--- Record set ---

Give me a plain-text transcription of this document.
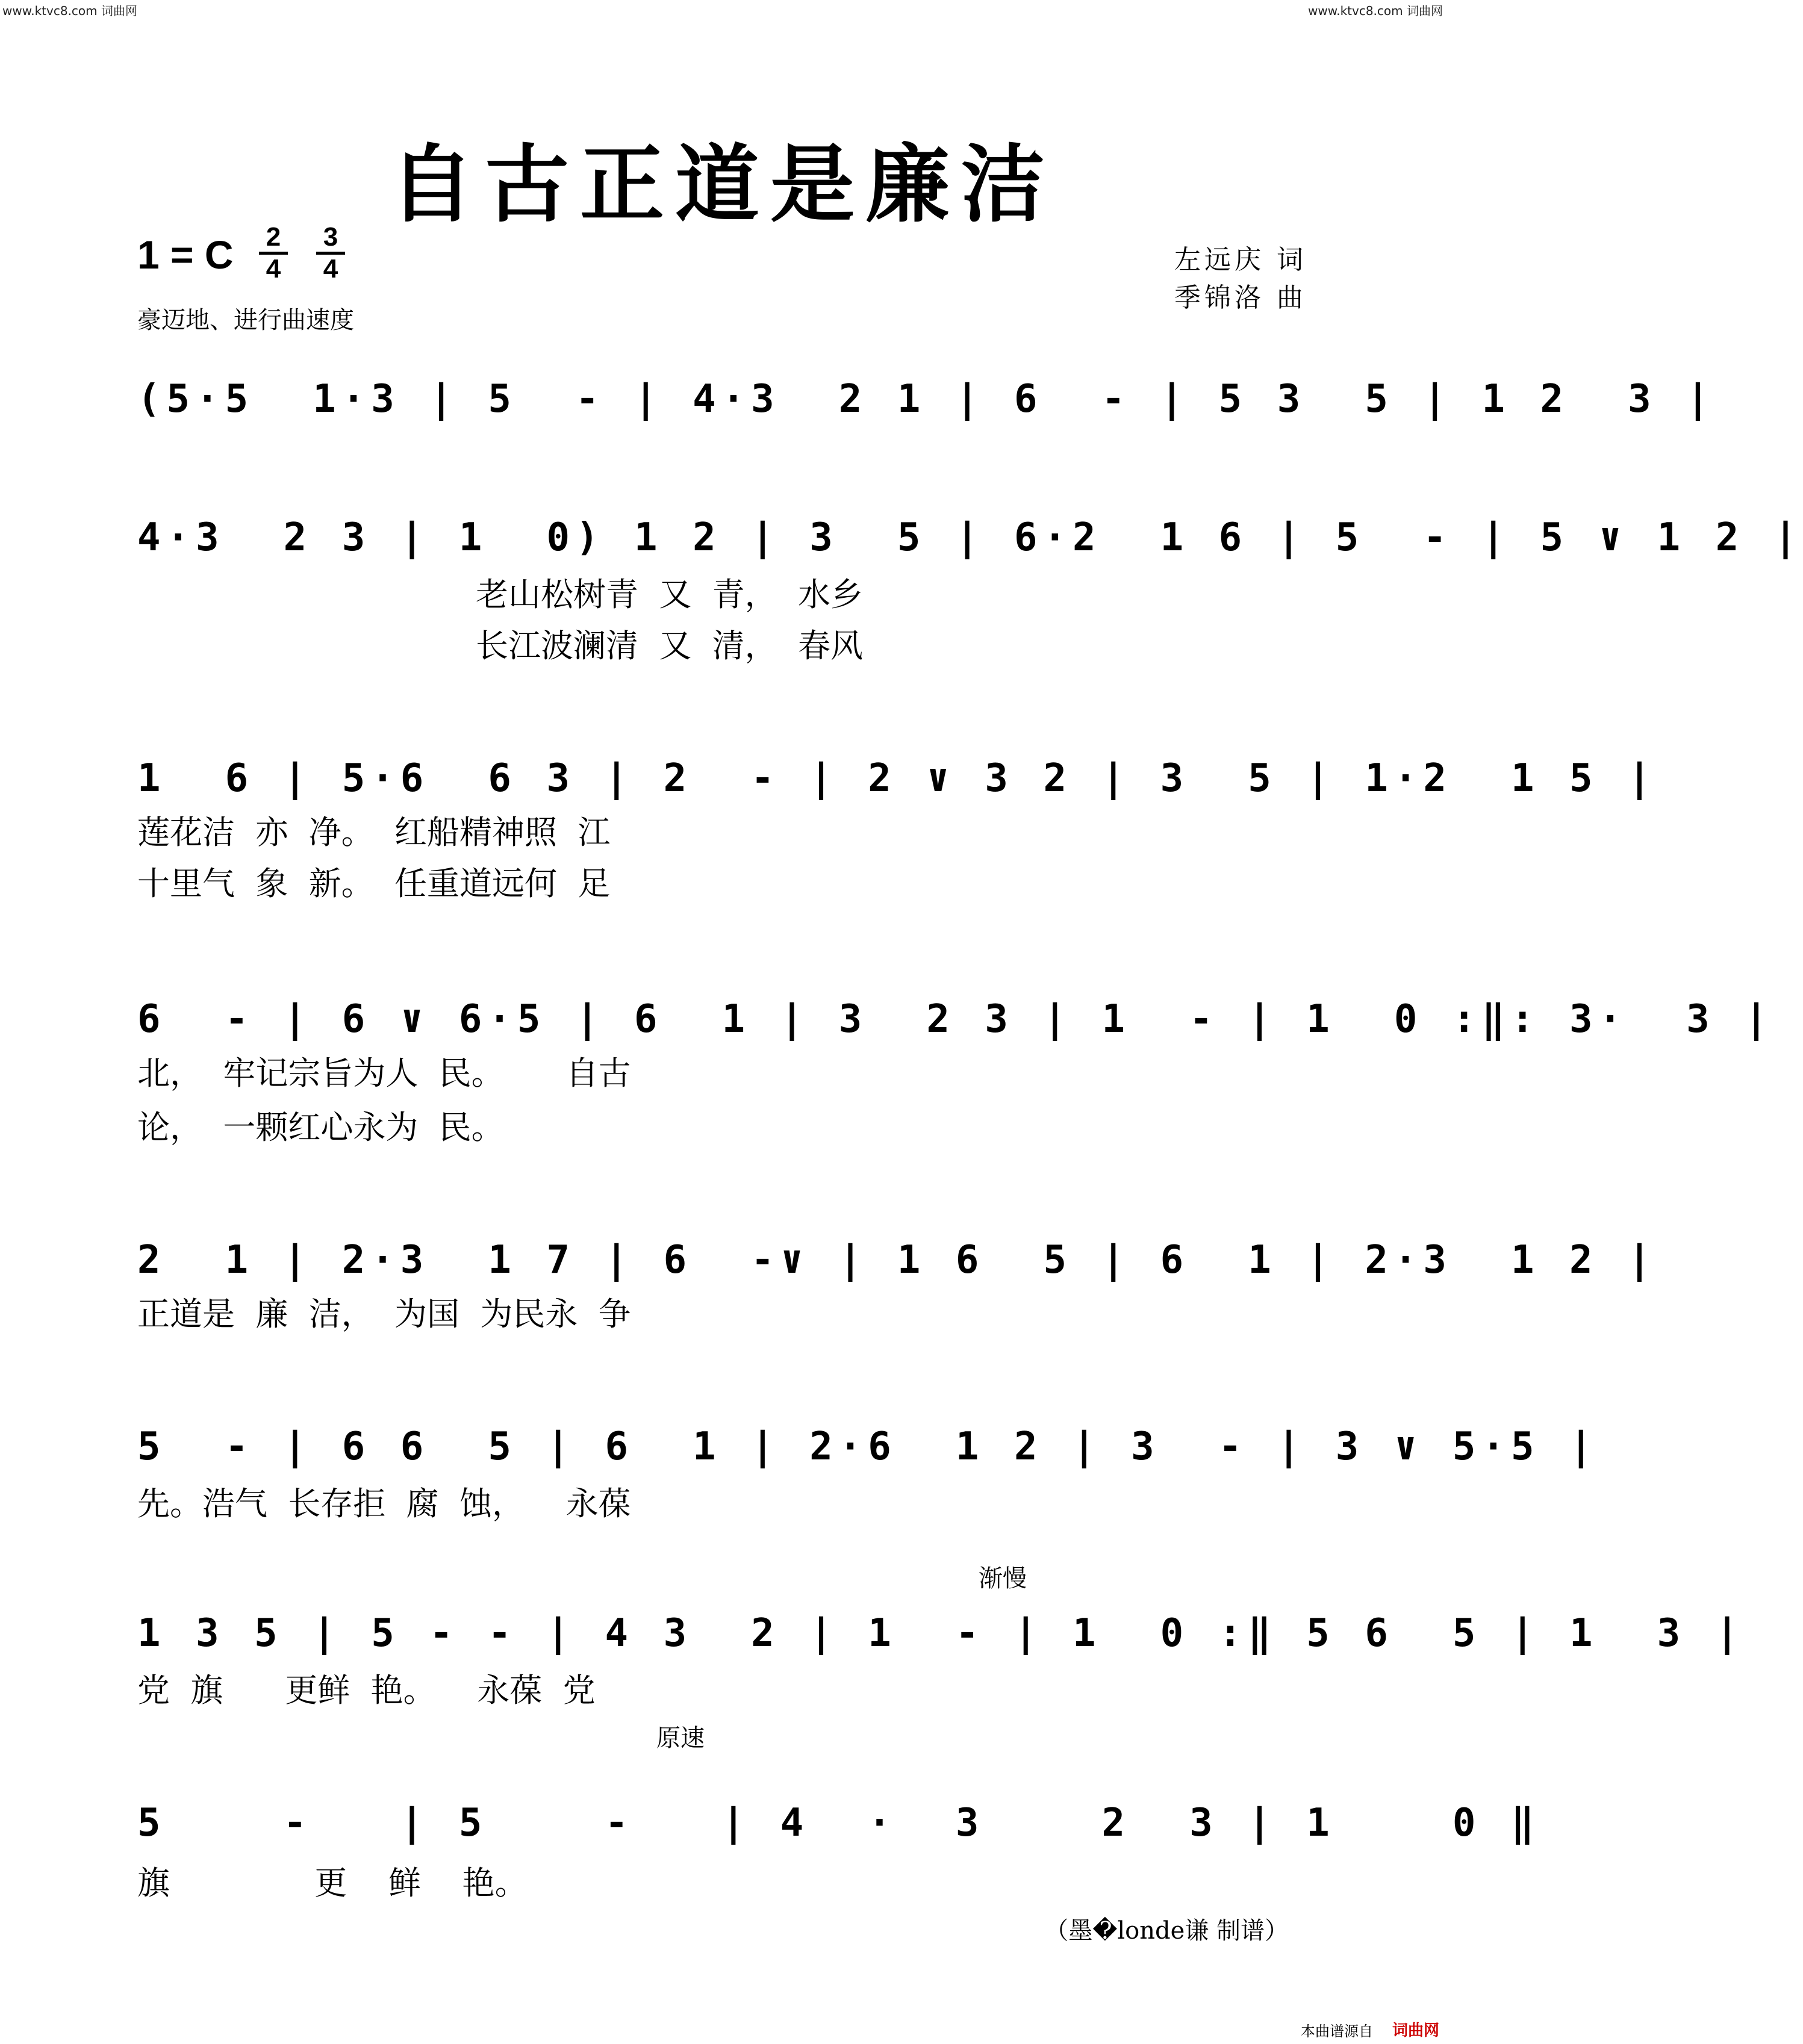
www.ktvc8.com 词曲网	www.ktvc8.com 词曲网
自古正道是廉洁
1 = C 2
4
3
4
豪迈地、进行曲速度
左远庆 词
季锦洛 曲
(5·5  1·3 | 5  - | 4·3  2 1 | 6  - | 5 3  5 | 1 2  3 |
4·3  2 3 | 1  0) 1 2 | 3  5 | 6·2  1 6 | 5  - | 5 ∨ 1 2 |
老山松树青  又  青，  水乡
长江波澜清  又  清，  春风
1  6 | 5·6  6 3 | 2  - | 2 ∨ 3 2 | 3  5 | 1·2  1 5 |
莲花洁  亦  净。  红船精神照  江
十里气  象  新。  任重道远何  足
6  - | 6 ∨ 6·5 | 6  1 | 3  2 3 | 1  - | 1  0 :‖: 3·  3 |
北，  牢记宗旨为人  民。      自古
论，  一颗红心永为  民。
2  1 | 2·3  1 7 | 6  -∨ | 1 6  5 | 6  1 | 2·3  1 2 |
正道是  廉  洁，  为国  为民永  争
5  - | 6 6  5 | 6  1 | 2·6  1 2 | 3  - | 3 ∨ 5·5 |
先。浩气  长存拒  腐  蚀，    永葆
渐慢
1 3 5 | 5 - - | 4 3  2 | 1  - | 1  0 :‖ 5 6  5 | 1  3 |
党  旗      更鲜  艳。    永葆  党
原速
5    -   | 5    -   | 4  ·  3    2  3 | 1    0 ‖
旗              更    鲜    艳。
（墨�londe谦 制谱）
本曲谱源自 词曲网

---

**Task prompt**
Write out again every line above exactly as given; the pictures do not belong in the copy.

**Written solution**
Give me a plain-text transcription of this document.
www.ktvc8.com 词曲网	www.ktvc8.com 词曲网
自古正道是廉洁
1 = C 2
4
3
4
豪迈地、进行曲速度
左远庆 词
季锦洛 曲
(5·5  1·3 | 5  - | 4·3  2 1 | 6  - | 5 3  5 | 1 2  3 |
4·3  2 3 | 1  0) 1 2 | 3  5 | 6·2  1 6 | 5  - | 5 ∨ 1 2 |
老山松树青  又  青，  水乡
长江波澜清  又  清，  春风
1  6 | 5·6  6 3 | 2  - | 2 ∨ 3 2 | 3  5 | 1·2  1 5 |
莲花洁  亦  净。  红船精神照  江
十里气  象  新。  任重道远何  足
6  - | 6 ∨ 6·5 | 6  1 | 3  2 3 | 1  - | 1  0 :‖: 3·  3 |
北，  牢记宗旨为人  民。      自古
论，  一颗红心永为  民。
2  1 | 2·3  1 7 | 6  -∨ | 1 6  5 | 6  1 | 2·3  1 2 |
正道是  廉  洁，  为国  为民永  争
5  - | 6 6  5 | 6  1 | 2·6  1 2 | 3  - | 3 ∨ 5·5 |
先。浩气  长存拒  腐  蚀，    永葆
渐慢
1 3 5 | 5 - - | 4 3  2 | 1  - | 1  0 :‖ 5 6  5 | 1  3 |
党  旗      更鲜  艳。    永葆  党
原速
5    -   | 5    -   | 4  ·  3    2  3 | 1    0 ‖
旗              更    鲜    艳。
（墨�londe谦 制谱）
本曲谱源自 词曲网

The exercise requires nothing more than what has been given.